(Stored data entries)

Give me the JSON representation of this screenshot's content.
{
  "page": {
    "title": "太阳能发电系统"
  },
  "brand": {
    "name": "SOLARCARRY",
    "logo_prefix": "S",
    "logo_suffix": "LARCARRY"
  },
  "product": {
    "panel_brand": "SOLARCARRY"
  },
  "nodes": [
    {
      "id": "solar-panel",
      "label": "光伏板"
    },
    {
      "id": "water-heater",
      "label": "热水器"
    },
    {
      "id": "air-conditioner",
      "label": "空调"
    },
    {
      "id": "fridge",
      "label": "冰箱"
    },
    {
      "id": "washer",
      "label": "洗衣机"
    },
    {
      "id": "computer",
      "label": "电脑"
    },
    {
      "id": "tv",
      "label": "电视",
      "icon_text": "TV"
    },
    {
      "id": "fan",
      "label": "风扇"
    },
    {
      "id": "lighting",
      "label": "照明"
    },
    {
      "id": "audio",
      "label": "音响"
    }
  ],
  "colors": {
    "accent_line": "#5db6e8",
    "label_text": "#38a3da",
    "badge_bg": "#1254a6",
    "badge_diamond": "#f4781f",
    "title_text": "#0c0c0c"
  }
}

» Problem description
Extract the data in full. Keep it word for word.

» Solution below
Give me the JSON representation of this screenshot's content.
{
  "page": {
    "title": "太阳能发电系统"
  },
  "brand": {
    "name": "SOLARCARRY",
    "logo_prefix": "S",
    "logo_suffix": "LARCARRY"
  },
  "product": {
    "panel_brand": "SOLARCARRY"
  },
  "nodes": [
    {
      "id": "solar-panel",
      "label": "光伏板"
    },
    {
      "id": "water-heater",
      "label": "热水器"
    },
    {
      "id": "air-conditioner",
      "label": "空调"
    },
    {
      "id": "fridge",
      "label": "冰箱"
    },
    {
      "id": "washer",
      "label": "洗衣机"
    },
    {
      "id": "computer",
      "label": "电脑"
    },
    {
      "id": "tv",
      "label": "电视",
      "icon_text": "TV"
    },
    {
      "id": "fan",
      "label": "风扇"
    },
    {
      "id": "lighting",
      "label": "照明"
    },
    {
      "id": "audio",
      "label": "音响"
    }
  ],
  "colors": {
    "accent_line": "#5db6e8",
    "label_text": "#38a3da",
    "badge_bg": "#1254a6",
    "badge_diamond": "#f4781f",
    "title_text": "#0c0c0c"
  }
}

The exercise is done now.